Interface dataset entries

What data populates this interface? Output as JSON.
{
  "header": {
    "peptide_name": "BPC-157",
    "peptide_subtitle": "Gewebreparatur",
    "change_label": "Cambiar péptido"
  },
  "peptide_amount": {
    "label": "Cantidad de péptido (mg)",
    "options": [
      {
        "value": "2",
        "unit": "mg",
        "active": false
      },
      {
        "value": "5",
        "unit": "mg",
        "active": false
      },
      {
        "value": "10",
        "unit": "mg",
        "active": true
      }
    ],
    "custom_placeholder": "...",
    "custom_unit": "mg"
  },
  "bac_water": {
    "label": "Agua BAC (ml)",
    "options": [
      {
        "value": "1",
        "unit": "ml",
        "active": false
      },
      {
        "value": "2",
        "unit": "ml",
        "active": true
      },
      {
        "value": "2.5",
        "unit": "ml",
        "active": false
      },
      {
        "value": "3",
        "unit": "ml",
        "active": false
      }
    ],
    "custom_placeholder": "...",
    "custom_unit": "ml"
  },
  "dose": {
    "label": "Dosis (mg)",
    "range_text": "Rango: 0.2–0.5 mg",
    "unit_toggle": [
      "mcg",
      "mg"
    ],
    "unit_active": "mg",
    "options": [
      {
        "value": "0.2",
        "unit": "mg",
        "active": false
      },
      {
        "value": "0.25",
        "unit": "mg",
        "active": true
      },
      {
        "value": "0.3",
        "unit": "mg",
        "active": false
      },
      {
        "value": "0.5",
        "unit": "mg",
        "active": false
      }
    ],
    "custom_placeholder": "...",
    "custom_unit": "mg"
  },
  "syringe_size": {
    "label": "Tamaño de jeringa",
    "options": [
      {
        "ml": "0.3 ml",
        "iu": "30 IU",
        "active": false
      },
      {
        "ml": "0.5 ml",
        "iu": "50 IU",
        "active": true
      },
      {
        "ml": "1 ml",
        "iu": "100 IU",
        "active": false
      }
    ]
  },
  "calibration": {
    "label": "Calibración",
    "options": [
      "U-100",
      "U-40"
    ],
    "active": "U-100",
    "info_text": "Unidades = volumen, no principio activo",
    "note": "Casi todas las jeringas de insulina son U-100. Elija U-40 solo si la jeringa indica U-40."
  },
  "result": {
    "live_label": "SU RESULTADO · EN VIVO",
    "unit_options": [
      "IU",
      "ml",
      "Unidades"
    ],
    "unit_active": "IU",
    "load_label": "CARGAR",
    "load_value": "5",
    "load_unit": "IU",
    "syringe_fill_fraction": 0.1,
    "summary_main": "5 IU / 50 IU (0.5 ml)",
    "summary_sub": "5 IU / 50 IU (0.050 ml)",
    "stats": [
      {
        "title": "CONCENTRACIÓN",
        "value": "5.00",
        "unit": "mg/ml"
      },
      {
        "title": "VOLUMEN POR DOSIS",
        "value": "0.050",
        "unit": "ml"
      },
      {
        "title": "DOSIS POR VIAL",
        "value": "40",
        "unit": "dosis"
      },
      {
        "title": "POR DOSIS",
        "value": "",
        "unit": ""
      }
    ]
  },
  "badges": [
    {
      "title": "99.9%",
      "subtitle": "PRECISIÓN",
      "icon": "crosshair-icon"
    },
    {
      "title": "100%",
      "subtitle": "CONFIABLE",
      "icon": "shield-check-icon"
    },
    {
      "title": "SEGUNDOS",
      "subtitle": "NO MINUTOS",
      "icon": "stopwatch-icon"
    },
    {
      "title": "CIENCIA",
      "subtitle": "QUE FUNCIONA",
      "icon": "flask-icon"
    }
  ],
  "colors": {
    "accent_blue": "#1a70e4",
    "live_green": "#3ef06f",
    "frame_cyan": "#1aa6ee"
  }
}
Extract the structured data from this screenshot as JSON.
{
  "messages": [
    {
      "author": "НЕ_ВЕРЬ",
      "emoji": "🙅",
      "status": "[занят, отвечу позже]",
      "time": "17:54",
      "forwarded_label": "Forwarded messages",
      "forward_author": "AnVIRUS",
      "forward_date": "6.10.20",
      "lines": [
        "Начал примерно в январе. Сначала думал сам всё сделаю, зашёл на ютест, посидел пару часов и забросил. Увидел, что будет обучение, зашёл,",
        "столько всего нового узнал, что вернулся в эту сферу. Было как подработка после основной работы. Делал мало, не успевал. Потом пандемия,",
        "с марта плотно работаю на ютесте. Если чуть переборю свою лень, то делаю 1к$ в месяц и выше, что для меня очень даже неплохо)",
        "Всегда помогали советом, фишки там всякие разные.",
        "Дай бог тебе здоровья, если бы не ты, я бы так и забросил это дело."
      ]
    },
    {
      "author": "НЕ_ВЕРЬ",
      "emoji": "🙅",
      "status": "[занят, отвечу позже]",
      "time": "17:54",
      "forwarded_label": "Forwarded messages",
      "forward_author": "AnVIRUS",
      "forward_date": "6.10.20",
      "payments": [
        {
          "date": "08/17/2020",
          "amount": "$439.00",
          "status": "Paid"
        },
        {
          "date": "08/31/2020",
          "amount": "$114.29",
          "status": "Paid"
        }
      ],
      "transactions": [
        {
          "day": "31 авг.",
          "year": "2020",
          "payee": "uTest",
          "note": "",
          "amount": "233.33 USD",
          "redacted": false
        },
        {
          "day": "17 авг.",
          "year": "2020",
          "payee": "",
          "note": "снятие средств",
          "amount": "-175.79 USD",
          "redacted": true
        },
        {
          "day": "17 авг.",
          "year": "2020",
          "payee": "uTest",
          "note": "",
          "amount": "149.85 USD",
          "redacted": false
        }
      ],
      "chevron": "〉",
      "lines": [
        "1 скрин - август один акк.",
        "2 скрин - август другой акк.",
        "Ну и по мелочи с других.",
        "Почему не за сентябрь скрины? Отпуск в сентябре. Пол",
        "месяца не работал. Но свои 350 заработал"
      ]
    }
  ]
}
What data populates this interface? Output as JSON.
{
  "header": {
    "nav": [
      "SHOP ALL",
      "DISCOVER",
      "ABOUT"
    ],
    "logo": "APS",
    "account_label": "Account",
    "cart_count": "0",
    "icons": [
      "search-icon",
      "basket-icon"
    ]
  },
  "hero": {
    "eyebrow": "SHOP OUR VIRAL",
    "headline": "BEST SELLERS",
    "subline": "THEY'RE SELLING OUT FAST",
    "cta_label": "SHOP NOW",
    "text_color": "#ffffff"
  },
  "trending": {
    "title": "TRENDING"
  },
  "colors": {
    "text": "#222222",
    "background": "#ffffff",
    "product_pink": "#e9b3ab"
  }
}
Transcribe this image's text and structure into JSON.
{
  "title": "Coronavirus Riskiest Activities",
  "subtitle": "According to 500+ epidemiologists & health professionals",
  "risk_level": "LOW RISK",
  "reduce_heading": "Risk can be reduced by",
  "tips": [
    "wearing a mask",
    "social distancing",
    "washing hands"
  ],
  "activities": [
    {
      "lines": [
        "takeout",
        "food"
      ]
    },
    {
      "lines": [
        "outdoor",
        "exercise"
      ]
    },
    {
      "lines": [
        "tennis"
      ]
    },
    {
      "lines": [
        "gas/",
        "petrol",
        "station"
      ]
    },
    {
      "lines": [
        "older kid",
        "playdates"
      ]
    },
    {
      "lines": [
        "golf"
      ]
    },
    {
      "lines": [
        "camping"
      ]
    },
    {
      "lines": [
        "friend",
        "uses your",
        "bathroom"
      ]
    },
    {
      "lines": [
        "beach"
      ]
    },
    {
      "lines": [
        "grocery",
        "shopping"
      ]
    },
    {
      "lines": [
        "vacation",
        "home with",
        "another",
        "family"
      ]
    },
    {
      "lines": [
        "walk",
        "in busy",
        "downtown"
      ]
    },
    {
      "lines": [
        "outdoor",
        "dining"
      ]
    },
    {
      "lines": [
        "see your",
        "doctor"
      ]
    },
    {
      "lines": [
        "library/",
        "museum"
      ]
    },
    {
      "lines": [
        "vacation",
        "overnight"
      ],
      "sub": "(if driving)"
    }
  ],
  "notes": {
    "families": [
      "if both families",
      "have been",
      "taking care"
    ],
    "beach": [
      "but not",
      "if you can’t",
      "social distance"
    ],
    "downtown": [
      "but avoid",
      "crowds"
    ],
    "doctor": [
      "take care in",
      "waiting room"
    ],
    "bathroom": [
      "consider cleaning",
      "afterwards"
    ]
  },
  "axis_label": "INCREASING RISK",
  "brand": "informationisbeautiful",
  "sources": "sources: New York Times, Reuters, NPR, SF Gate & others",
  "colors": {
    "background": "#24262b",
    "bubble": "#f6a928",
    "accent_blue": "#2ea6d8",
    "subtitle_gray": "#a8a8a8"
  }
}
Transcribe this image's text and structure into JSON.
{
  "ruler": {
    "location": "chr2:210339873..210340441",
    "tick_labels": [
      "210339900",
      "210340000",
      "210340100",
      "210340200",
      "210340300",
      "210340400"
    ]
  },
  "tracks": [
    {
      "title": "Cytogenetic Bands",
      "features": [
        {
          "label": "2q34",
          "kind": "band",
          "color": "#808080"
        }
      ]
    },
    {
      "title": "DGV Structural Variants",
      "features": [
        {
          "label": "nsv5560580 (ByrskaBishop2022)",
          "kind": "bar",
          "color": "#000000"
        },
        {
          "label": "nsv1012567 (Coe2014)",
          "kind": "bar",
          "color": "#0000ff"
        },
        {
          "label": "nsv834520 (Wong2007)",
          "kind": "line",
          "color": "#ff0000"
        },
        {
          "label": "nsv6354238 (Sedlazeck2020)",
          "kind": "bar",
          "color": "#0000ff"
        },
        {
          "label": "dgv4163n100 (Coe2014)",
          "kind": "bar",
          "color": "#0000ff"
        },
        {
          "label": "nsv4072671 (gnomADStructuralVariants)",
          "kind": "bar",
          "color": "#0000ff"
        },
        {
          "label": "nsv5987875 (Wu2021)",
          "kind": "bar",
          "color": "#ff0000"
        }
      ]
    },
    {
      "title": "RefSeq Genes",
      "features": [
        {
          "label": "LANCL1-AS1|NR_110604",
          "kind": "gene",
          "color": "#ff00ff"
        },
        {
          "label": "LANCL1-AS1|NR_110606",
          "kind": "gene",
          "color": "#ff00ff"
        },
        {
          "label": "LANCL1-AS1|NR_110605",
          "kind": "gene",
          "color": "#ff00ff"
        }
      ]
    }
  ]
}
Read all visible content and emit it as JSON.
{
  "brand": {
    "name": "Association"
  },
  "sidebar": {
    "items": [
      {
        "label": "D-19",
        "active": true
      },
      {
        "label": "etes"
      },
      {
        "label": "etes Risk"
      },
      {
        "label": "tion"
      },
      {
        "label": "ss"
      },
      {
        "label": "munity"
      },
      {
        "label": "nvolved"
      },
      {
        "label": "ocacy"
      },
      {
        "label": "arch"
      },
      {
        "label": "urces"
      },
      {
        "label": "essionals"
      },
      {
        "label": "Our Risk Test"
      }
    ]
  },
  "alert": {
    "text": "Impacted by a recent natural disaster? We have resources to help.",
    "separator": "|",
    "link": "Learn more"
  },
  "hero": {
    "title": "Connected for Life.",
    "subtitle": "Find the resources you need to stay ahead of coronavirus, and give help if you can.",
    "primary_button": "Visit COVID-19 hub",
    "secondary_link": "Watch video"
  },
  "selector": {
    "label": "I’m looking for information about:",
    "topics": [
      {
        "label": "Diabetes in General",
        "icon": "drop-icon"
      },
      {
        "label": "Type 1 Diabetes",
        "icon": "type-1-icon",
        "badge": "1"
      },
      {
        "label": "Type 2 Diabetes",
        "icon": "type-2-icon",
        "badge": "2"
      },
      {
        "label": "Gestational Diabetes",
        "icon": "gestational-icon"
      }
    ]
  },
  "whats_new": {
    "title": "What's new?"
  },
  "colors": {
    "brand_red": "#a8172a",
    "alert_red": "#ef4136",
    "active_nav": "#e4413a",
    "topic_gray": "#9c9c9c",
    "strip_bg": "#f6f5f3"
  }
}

**Task description**: Show every line of the data that includes the string "péptido".

**Written reply**:
    "change_label": "Cambiar péptido"
    "label": "Cantidad de péptido (mg)",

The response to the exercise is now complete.